• [Description of the task] Nothing should be dropped or changed: copy every line of the listing.

START Materials provided

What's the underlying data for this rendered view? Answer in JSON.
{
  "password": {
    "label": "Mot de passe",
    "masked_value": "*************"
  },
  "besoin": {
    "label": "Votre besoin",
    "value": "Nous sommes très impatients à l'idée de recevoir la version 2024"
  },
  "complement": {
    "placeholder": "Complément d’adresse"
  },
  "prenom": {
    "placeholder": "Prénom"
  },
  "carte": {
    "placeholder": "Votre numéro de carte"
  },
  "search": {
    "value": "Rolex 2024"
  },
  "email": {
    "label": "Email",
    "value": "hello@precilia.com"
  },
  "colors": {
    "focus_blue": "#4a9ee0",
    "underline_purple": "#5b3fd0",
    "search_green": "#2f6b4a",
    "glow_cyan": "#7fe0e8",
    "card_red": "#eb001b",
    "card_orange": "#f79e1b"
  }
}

END Materials provided

• [Written solution]
What's the underlying data for this rendered view? Answer in JSON.
{
  "password": {
    "label": "Mot de passe",
    "masked_value": "*************"
  },
  "besoin": {
    "label": "Votre besoin",
    "value": "Nous sommes très impatients à l'idée de recevoir la version 2024"
  },
  "complement": {
    "placeholder": "Complément d’adresse"
  },
  "prenom": {
    "placeholder": "Prénom"
  },
  "carte": {
    "placeholder": "Votre numéro de carte"
  },
  "search": {
    "value": "Rolex 2024"
  },
  "email": {
    "label": "Email",
    "value": "hello@precilia.com"
  },
  "colors": {
    "focus_blue": "#4a9ee0",
    "underline_purple": "#5b3fd0",
    "search_green": "#2f6b4a",
    "glow_cyan": "#7fe0e8",
    "card_red": "#eb001b",
    "card_orange": "#f79e1b"
  }
}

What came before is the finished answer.